--- begin Stored data ---

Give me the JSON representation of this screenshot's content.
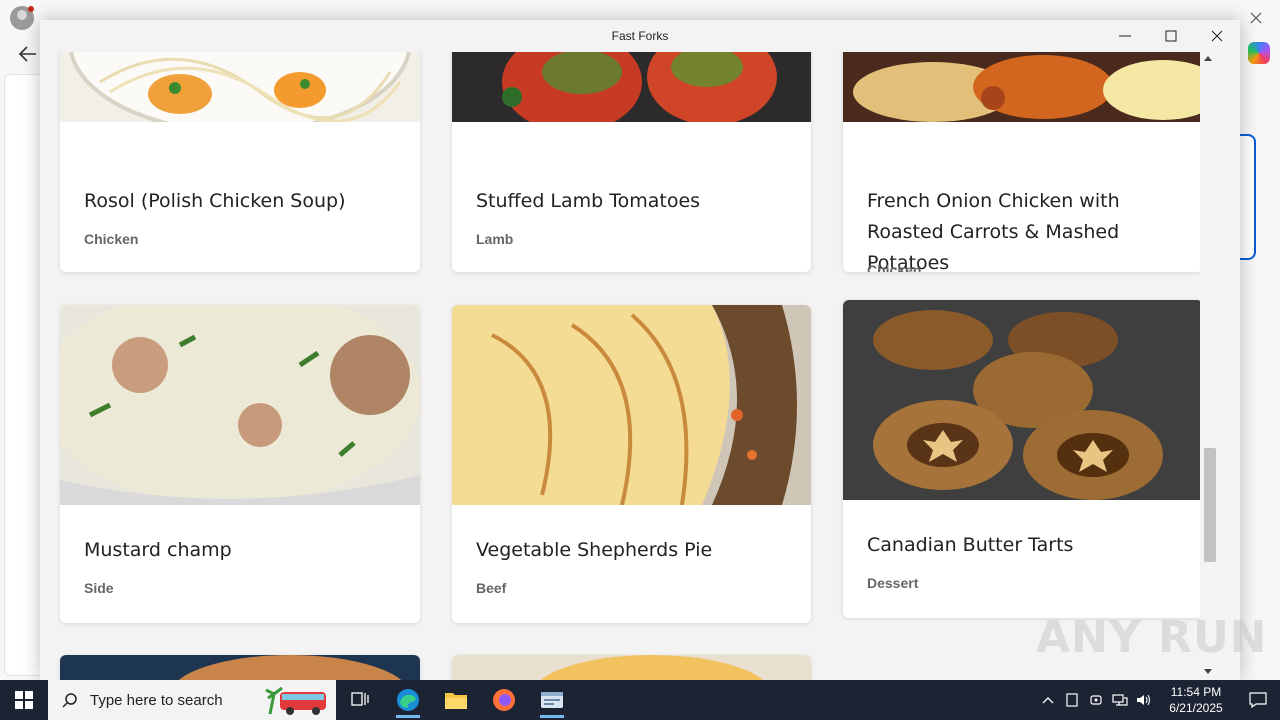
{
  "app": {
    "title": "Fast Forks"
  },
  "recipes": [
    {
      "title": "Rosol (Polish Chicken Soup)",
      "category": "Chicken"
    },
    {
      "title": "Stuffed Lamb Tomatoes",
      "category": "Lamb"
    },
    {
      "title": "French Onion Chicken with Roasted Carrots & Mashed Potatoes",
      "category": "Chicken"
    },
    {
      "title": "Mustard champ",
      "category": "Side"
    },
    {
      "title": "Vegetable Shepherds Pie",
      "category": "Beef"
    },
    {
      "title": "Canadian Butter Tarts",
      "category": "Dessert"
    }
  ],
  "watermark": "ANY RUN",
  "taskbar": {
    "search_placeholder": "Type here to search",
    "time": "11:54 PM",
    "date": "6/21/2025"
  },
  "icons": [
    "windows-start-icon",
    "search-icon",
    "task-view-icon",
    "edge-icon",
    "file-explorer-icon",
    "firefox-icon",
    "app-icon",
    "chevron-up-icon",
    "network-icon",
    "volume-icon",
    "notification-icon"
  ]
}
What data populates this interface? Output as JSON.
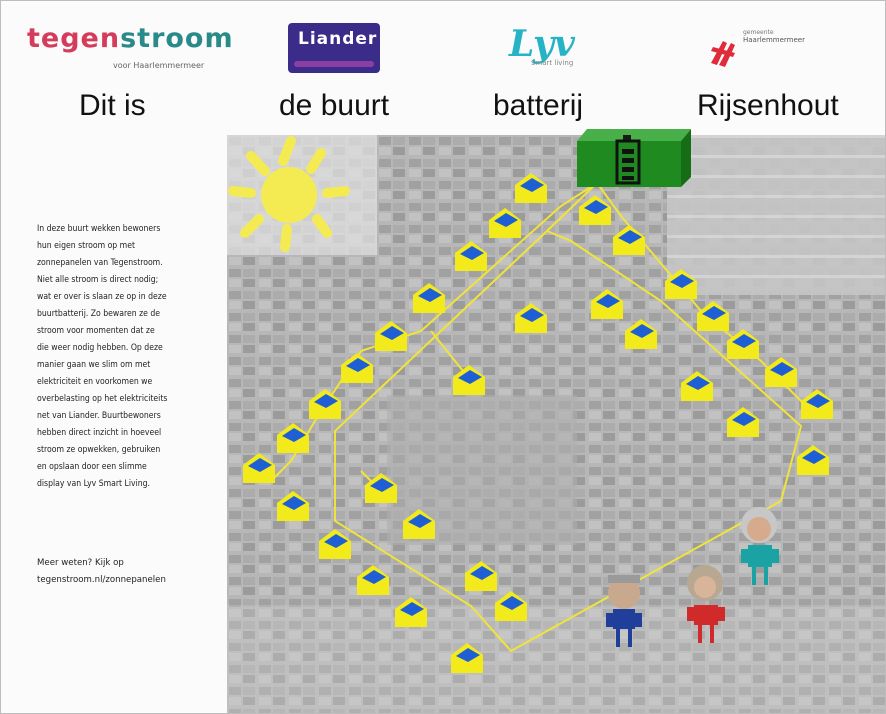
{
  "logos": {
    "tegenstroom": "tegenstroom",
    "tegenstroom_sub": "voor Haarlemmermeer",
    "liander": "Liander",
    "lyv": "Lyv",
    "lyv_sub": "Smart living",
    "gemeente_small": "gemeente",
    "gemeente_big": "Haarlemmermeer"
  },
  "headings": [
    "Dit is",
    "de buurt",
    "batterij",
    "Rijsenhout"
  ],
  "body_text": "In deze buurt wekken bewoners\nhun eigen stroom op met\nzonnepanelen van Tegenstroom.\nNiet alle stroom is direct nodig;\nwat er over is slaan ze op in deze\nbuurtbatterij. Zo bewaren ze de\nstroom voor momenten dat ze\ndie weer nodig hebben. Op deze\nmanier gaan we slim om met\nelektriciteit en voorkomen we\noverbelasting op het elektriciteits\nnet van Liander. Buurtbewoners\nhebben direct inzicht in hoeveel\nstroom ze opwekken, gebruiken\nen opslaan door een slimme\ndisplay van Lyv Smart Living.",
  "more_text": "Meer weten? Kijk op\ntegenstroom.nl/zonnepanelen",
  "colors": {
    "house": "#f2ea1a",
    "panel": "#1f5fd6",
    "battery": "#1f8a1f",
    "sun": "#f4eb52",
    "cable": "#f0e43a"
  },
  "icons": [
    "sun-icon",
    "battery-icon",
    "house-icon",
    "solar-panel-icon",
    "plug-person-icon"
  ]
}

--- end Stored data ---

Given problem: Set down every record once more, word for word, without pictures.

Finished task:
Give me the JSON representation of this screenshot's content.
{
  "app": {
    "title": "Fast Forks"
  },
  "recipes": [
    {
      "title": "Rosol (Polish Chicken Soup)",
      "category": "Chicken"
    },
    {
      "title": "Stuffed Lamb Tomatoes",
      "category": "Lamb"
    },
    {
      "title": "French Onion Chicken with Roasted Carrots & Mashed Potatoes",
      "category": "Chicken"
    },
    {
      "title": "Mustard champ",
      "category": "Side"
    },
    {
      "title": "Vegetable Shepherds Pie",
      "category": "Beef"
    },
    {
      "title": "Canadian Butter Tarts",
      "category": "Dessert"
    }
  ],
  "watermark": "ANY RUN",
  "taskbar": {
    "search_placeholder": "Type here to search",
    "time": "11:54 PM",
    "date": "6/21/2025"
  },
  "icons": [
    "windows-start-icon",
    "search-icon",
    "task-view-icon",
    "edge-icon",
    "file-explorer-icon",
    "firefox-icon",
    "app-icon",
    "chevron-up-icon",
    "network-icon",
    "volume-icon",
    "notification-icon"
  ]
}
What data populates this interface? Output as JSON.
{
  "logos": {
    "tegenstroom": "tegenstroom",
    "tegenstroom_sub": "voor Haarlemmermeer",
    "liander": "Liander",
    "lyv": "Lyv",
    "lyv_sub": "Smart living",
    "gemeente_small": "gemeente",
    "gemeente_big": "Haarlemmermeer"
  },
  "headings": [
    "Dit is",
    "de buurt",
    "batterij",
    "Rijsenhout"
  ],
  "body_text": "In deze buurt wekken bewoners\nhun eigen stroom op met\nzonnepanelen van Tegenstroom.\nNiet alle stroom is direct nodig;\nwat er over is slaan ze op in deze\nbuurtbatterij. Zo bewaren ze de\nstroom voor momenten dat ze\ndie weer nodig hebben. Op deze\nmanier gaan we slim om met\nelektriciteit en voorkomen we\noverbelasting op het elektriciteits\nnet van Liander. Buurtbewoners\nhebben direct inzicht in hoeveel\nstroom ze opwekken, gebruiken\nen opslaan door een slimme\ndisplay van Lyv Smart Living.",
  "more_text": "Meer weten? Kijk op\ntegenstroom.nl/zonnepanelen",
  "colors": {
    "house": "#f2ea1a",
    "panel": "#1f5fd6",
    "battery": "#1f8a1f",
    "sun": "#f4eb52",
    "cable": "#f0e43a"
  },
  "icons": [
    "sun-icon",
    "battery-icon",
    "house-icon",
    "solar-panel-icon",
    "plug-person-icon"
  ]
}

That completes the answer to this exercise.